▶ _Given problem_:
Select the lines that contain "включение" and copy each of them.

▶ _Data_:
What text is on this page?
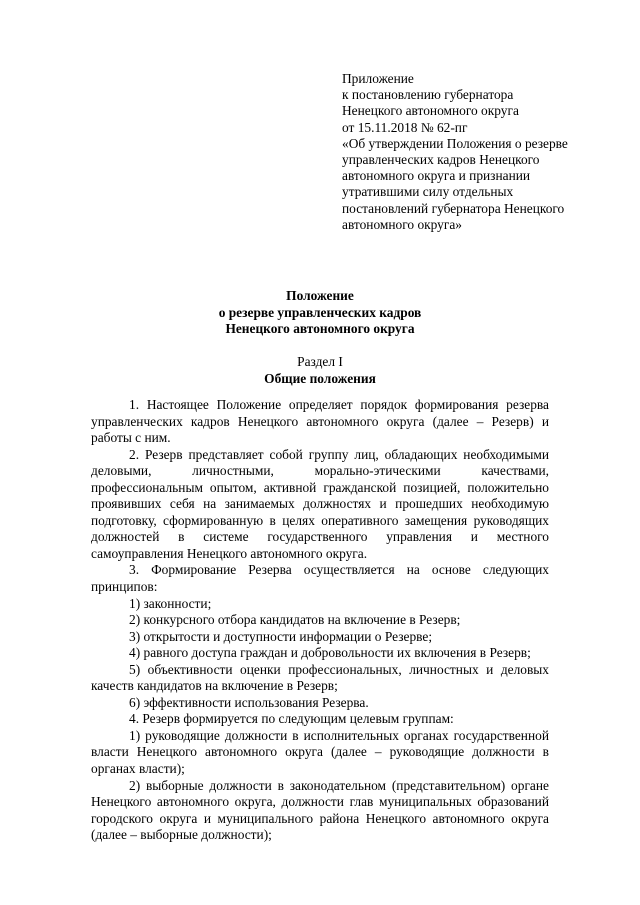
Приложение
к постановлению губернатора
Ненецкого автономного округа
от 15.11.2018 № 62-пг
«Об утверждении Положения о резерве
управленческих кадров Ненецкого
автономного округа и признании
утратившими силу отдельных
постановлений губернатора Ненецкого
автономного округа»
Положение
о резерве управленческих кадров
Ненецкого автономного округа
Раздел I
Общие положения

1. Настоящее Положение определяет порядок формирования резерва управленческих кадров Ненецкого автономного округа (далее – Резерв) и работы с ним.

2. Резерв представляет собой группу лиц, обладающих необходимыми деловыми, личностными, морально-этическими качествами, профессиональным опытом, активной гражданской позицией, положительно проявивших себя на занимаемых должностях и прошедших необходимую подготовку, сформированную в целях оперативного замещения руководящих должностей в системе государственного управления и местного самоуправления Ненецкого автономного округа.

3. Формирование Резерва осуществляется на основе следующих принципов:

1) законности;

2) конкурсного отбора кандидатов на включение в Резерв;

3) открытости и доступности информации о Резерве;

4) равного доступа граждан и добровольности их включения в Резерв;

5) объективности оценки профессиональных, личностных и деловых качеств кандидатов на включение в Резерв;

6) эффективности использования Резерва.

4. Резерв формируется по следующим целевым группам:

1) руководящие должности в исполнительных органах государственной власти Ненецкого автономного округа (далее – руководящие должности в органах власти);

2) выборные должности в законодательном (представительном) органе Ненецкого автономного округа, должности глав муниципальных образований городского округа и муниципального района Ненецкого автономного округа (далее – выборные должности);
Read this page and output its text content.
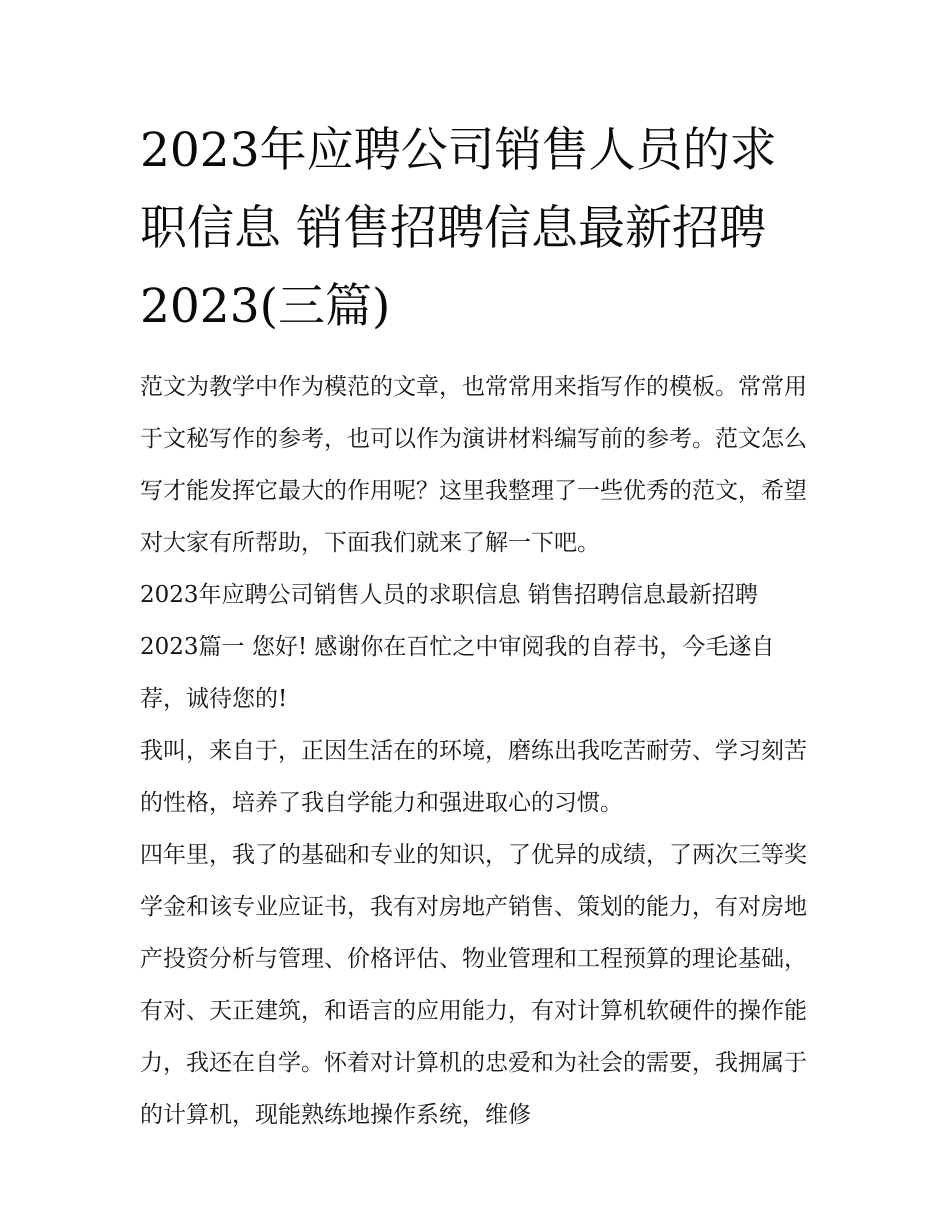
2023年应聘公司销售人员的求职信息 销售招聘信息最新招聘2023(三篇)

范文为教学中作为模范的文章，也常常用来指写作的模板。常常用于文秘写作的参考，也可以作为演讲材料编写前的参考。范文怎么写才能发挥它最大的作用呢？这里我整理了一些优秀的范文，希望对大家有所帮助，下面我们就来了解一下吧。

2023年应聘公司销售人员的求职信息 销售招聘信息最新招聘2023篇一 您好! 感谢你在百忙之中审阅我的自荐书，今毛遂自荐，诚待您的!

我叫，来自于，正因生活在的环境，磨练出我吃苦耐劳、学习刻苦的性格，培养了我自学能力和强进取心的习惯。

四年里，我了的基础和专业的知识，了优异的成绩，了两次三等奖学金和该专业应证书，我有对房地产销售、策划的能力，有对房地产投资分析与管理、价格评估、物业管理和工程预算的理论基础，有对、天正建筑，和语言的应用能力，有对计算机软硬件的操作能力，我还在自学。怀着对计算机的忠爱和为社会的需要，我拥属于的计算机，现能熟练地操作系统，维修
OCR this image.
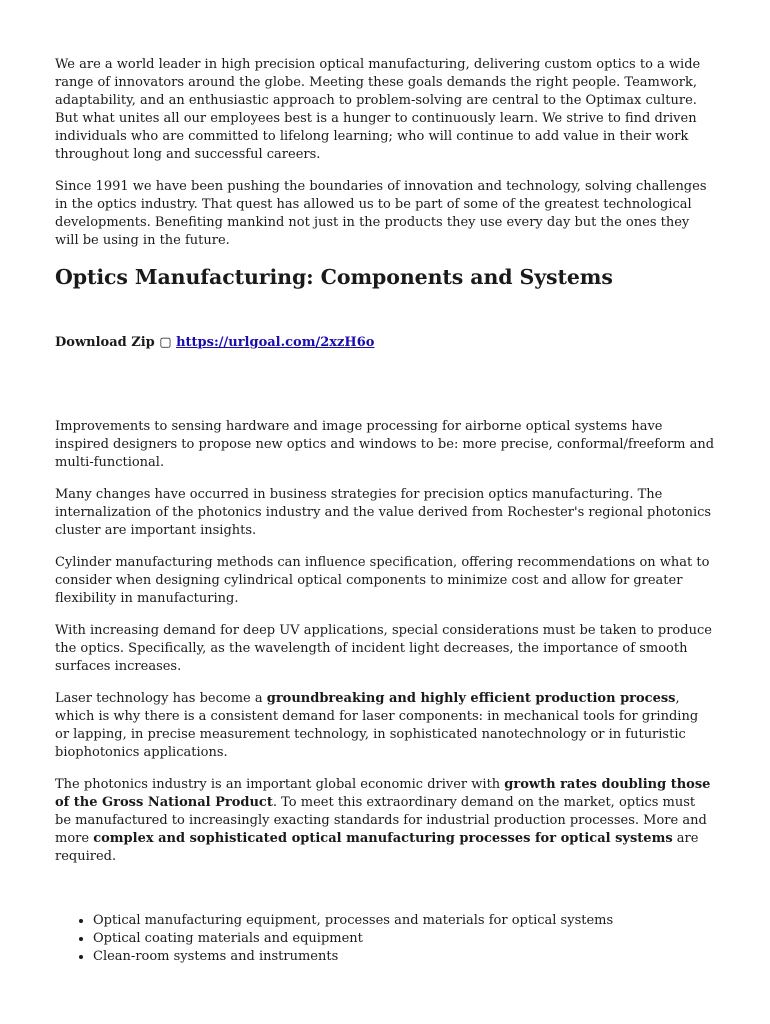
We are a world leader in high precision optical manufacturing, delivering custom optics to a wide range of innovators around the globe. Meeting these goals demands the right people. Teamwork, adaptability, and an enthusiastic approach to problem-solving are central to the Optimax culture. But what unites all our employees best is a hunger to continuously learn. We strive to find driven individuals who are committed to lifelong learning; who will continue to add value in their work throughout long and successful careers.

Since 1991 we have been pushing the boundaries of innovation and technology, solving challenges in the optics industry. That quest has allowed us to be part of some of the greatest technological developments. Benefiting mankind not just in the products they use every day but the ones they will be using in the future.

Optics Manufacturing: Components and Systems
Download Zip ▢ https://urlgoal.com/2xzH6o

Improvements to sensing hardware and image processing for airborne optical systems have inspired designers to propose new optics and windows to be: more precise, conformal/freeform and multi-functional.

Many changes have occurred in business strategies for precision optics manufacturing. The internalization of the photonics industry and the value derived from Rochester's regional photonics cluster are important insights.

Cylinder manufacturing methods can influence specification, offering recommendations on what to consider when designing cylindrical optical components to minimize cost and allow for greater flexibility in manufacturing.

With increasing demand for deep UV applications, special considerations must be taken to produce the optics. Specifically, as the wavelength of incident light decreases, the importance of smooth surfaces increases.

Laser technology has become a groundbreaking and highly efficient production process, which is why there is a consistent demand for laser components: in mechanical tools for grinding or lapping, in precise measurement technology, in sophisticated nanotechnology or in futuristic biophotonics applications.

The photonics industry is an important global economic driver with growth rates doubling those of the Gross National Product. To meet this extraordinary demand on the market, optics must be manufactured to increasingly exacting standards for industrial production processes. More and more complex and sophisticated optical manufacturing processes for optical systems are required.

• Optical manufacturing equipment, processes and materials for optical systems
• Optical coating materials and equipment
• Clean-room systems and instruments
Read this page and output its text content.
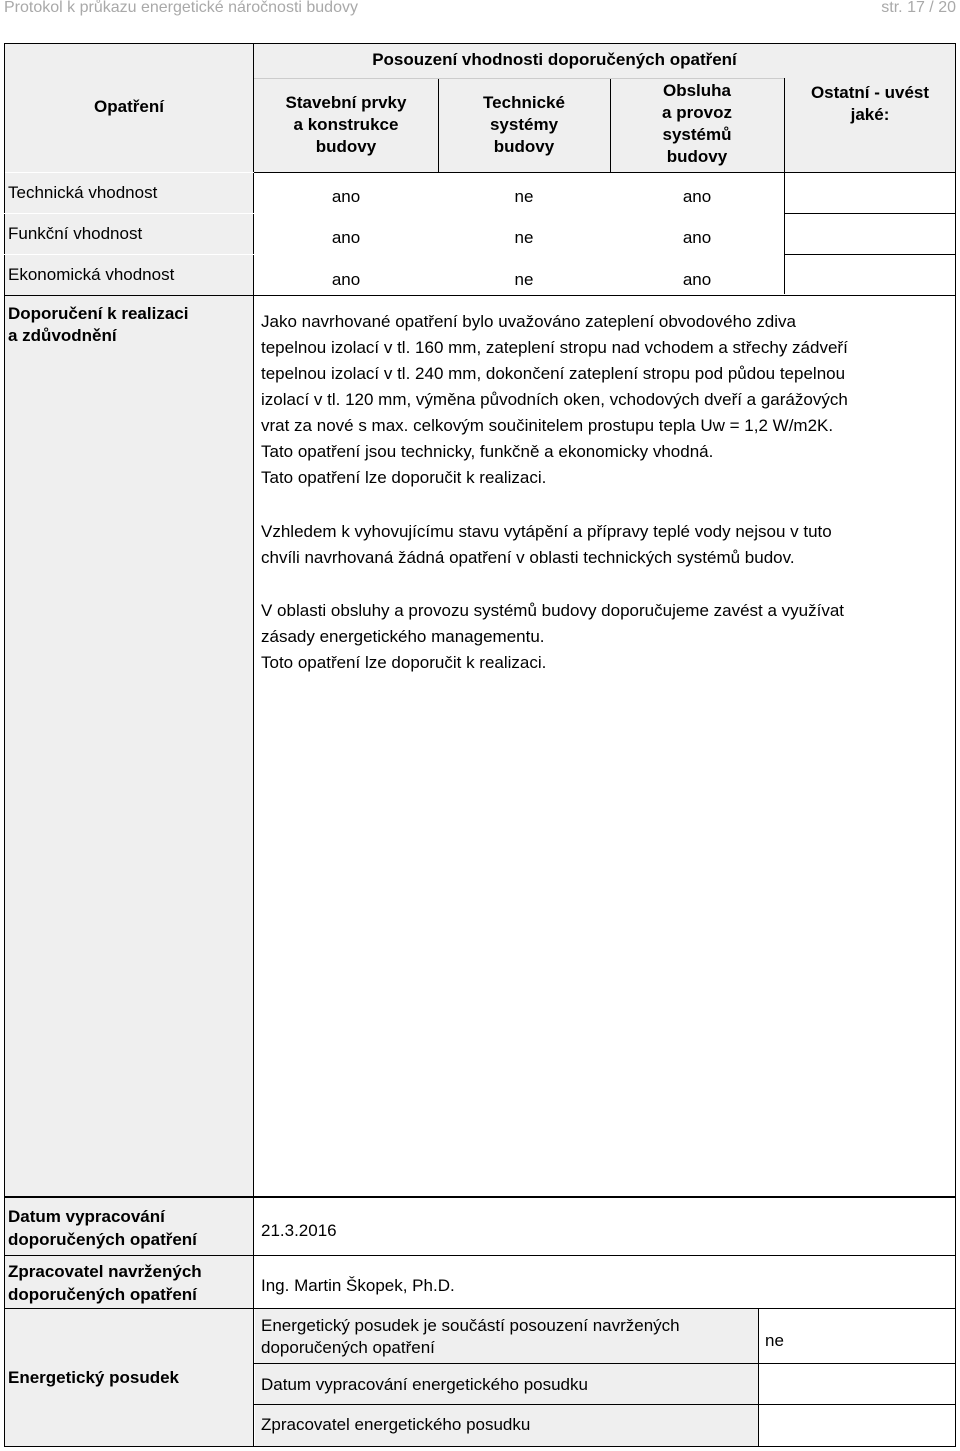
Protokol k průkazu energetické náročnosti budovy	str. 17 / 20
Opatření
Posouzení vhodnosti doporučených opatření
Stavební prvky
a konstrukce
budovy
Technické
systémy
budovy
Obsluha
a provoz
systémů
budovy
Ostatní - uvést
jaké:
Technická vhodnost	ano	ne	ano
Funkční vhodnost	ano	ne	ano
Ekonomická vhodnost	ano	ne	ano
Doporučení k realizaci
a zdůvodnění
Jako navrhované opatření bylo uvažováno zateplení obvodového zdiva
tepelnou izolací v tl. 160 mm, zateplení stropu nad vchodem a střechy zádveří
tepelnou izolací v tl. 240 mm, dokončení zateplení stropu pod půdou tepelnou
izolací v tl. 120 mm, výměna původních oken, vchodových dveří a garážových
vrat za nové s max. celkovým součinitelem prostupu tepla Uw = 1,2 W/m2K.
Tato opatření jsou technicky, funkčně a ekonomicky vhodná.
Tato opatření lze doporučit k realizaci.
Vzhledem k vyhovujícímu stavu vytápění a přípravy teplé vody nejsou v tuto
chvíli navrhovaná žádná opatření v oblasti technických systémů budov.
V oblasti obsluhy a provozu systémů budovy doporučujeme zavést a využívat
zásady energetického managementu.
Toto opatření lze doporučit k realizaci.
Datum vypracování
doporučených opatření	21.3.2016
Zpracovatel navržených
doporučených opatření	Ing. Martin Škopek, Ph.D.
Energetický posudek
Energetický posudek je součástí posouzení navržených
doporučených opatření	ne
Datum vypracování energetického posudku
Zpracovatel energetického posudku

▶ _Result of this task_:
2) конкурсного отбора кандидатов на включение в Резерв;
5) объективности оценки профессиональных, личностных и деловых качеств кандидатов на включение в Резерв;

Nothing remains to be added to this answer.